___ EXERCISE MATERIAL ___

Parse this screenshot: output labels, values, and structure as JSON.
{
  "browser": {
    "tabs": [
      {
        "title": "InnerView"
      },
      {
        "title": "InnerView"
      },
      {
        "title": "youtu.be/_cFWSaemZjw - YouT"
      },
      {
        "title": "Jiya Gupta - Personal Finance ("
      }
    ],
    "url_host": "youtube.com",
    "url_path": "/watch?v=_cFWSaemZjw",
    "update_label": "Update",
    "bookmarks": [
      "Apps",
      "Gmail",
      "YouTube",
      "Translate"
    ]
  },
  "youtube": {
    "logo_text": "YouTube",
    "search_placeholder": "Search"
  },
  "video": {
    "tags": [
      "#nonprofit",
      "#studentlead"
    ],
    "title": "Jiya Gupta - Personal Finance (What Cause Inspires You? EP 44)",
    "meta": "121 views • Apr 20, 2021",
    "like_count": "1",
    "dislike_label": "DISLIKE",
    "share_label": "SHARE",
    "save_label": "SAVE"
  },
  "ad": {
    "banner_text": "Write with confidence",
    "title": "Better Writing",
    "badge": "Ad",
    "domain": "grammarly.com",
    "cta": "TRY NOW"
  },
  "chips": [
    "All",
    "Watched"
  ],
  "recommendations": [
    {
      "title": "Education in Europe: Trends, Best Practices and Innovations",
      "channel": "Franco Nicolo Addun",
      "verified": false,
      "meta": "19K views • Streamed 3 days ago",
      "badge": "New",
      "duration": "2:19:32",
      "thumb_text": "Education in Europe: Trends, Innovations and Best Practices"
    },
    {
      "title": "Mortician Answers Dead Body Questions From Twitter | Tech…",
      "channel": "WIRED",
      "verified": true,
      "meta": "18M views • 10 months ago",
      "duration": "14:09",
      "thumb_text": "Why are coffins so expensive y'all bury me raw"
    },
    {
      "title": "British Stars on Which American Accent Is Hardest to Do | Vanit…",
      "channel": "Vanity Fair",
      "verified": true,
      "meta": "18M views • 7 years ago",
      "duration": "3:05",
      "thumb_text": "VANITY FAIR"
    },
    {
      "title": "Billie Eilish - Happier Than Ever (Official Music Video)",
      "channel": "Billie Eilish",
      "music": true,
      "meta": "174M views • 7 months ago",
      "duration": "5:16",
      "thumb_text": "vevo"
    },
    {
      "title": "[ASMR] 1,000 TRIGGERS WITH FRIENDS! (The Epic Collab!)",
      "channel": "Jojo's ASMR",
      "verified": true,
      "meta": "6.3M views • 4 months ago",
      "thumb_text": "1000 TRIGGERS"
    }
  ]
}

___

### DO THIS
Reproduce the records above exactly.

### SOLVED EXERCISE
Parse this screenshot: output labels, values, and structure as JSON.
{
  "browser": {
    "tabs": [
      {
        "title": "InnerView"
      },
      {
        "title": "InnerView"
      },
      {
        "title": "youtu.be/_cFWSaemZjw - YouT"
      },
      {
        "title": "Jiya Gupta - Personal Finance ("
      }
    ],
    "url_host": "youtube.com",
    "url_path": "/watch?v=_cFWSaemZjw",
    "update_label": "Update",
    "bookmarks": [
      "Apps",
      "Gmail",
      "YouTube",
      "Translate"
    ]
  },
  "youtube": {
    "logo_text": "YouTube",
    "search_placeholder": "Search"
  },
  "video": {
    "tags": [
      "#nonprofit",
      "#studentlead"
    ],
    "title": "Jiya Gupta - Personal Finance (What Cause Inspires You? EP 44)",
    "meta": "121 views • Apr 20, 2021",
    "like_count": "1",
    "dislike_label": "DISLIKE",
    "share_label": "SHARE",
    "save_label": "SAVE"
  },
  "ad": {
    "banner_text": "Write with confidence",
    "title": "Better Writing",
    "badge": "Ad",
    "domain": "grammarly.com",
    "cta": "TRY NOW"
  },
  "chips": [
    "All",
    "Watched"
  ],
  "recommendations": [
    {
      "title": "Education in Europe: Trends, Best Practices and Innovations",
      "channel": "Franco Nicolo Addun",
      "verified": false,
      "meta": "19K views • Streamed 3 days ago",
      "badge": "New",
      "duration": "2:19:32",
      "thumb_text": "Education in Europe: Trends, Innovations and Best Practices"
    },
    {
      "title": "Mortician Answers Dead Body Questions From Twitter | Tech…",
      "channel": "WIRED",
      "verified": true,
      "meta": "18M views • 10 months ago",
      "duration": "14:09",
      "thumb_text": "Why are coffins so expensive y'all bury me raw"
    },
    {
      "title": "British Stars on Which American Accent Is Hardest to Do | Vanit…",
      "channel": "Vanity Fair",
      "verified": true,
      "meta": "18M views • 7 years ago",
      "duration": "3:05",
      "thumb_text": "VANITY FAIR"
    },
    {
      "title": "Billie Eilish - Happier Than Ever (Official Music Video)",
      "channel": "Billie Eilish",
      "music": true,
      "meta": "174M views • 7 months ago",
      "duration": "5:16",
      "thumb_text": "vevo"
    },
    {
      "title": "[ASMR] 1,000 TRIGGERS WITH FRIENDS! (The Epic Collab!)",
      "channel": "Jojo's ASMR",
      "verified": true,
      "meta": "6.3M views • 4 months ago",
      "thumb_text": "1000 TRIGGERS"
    }
  ]
}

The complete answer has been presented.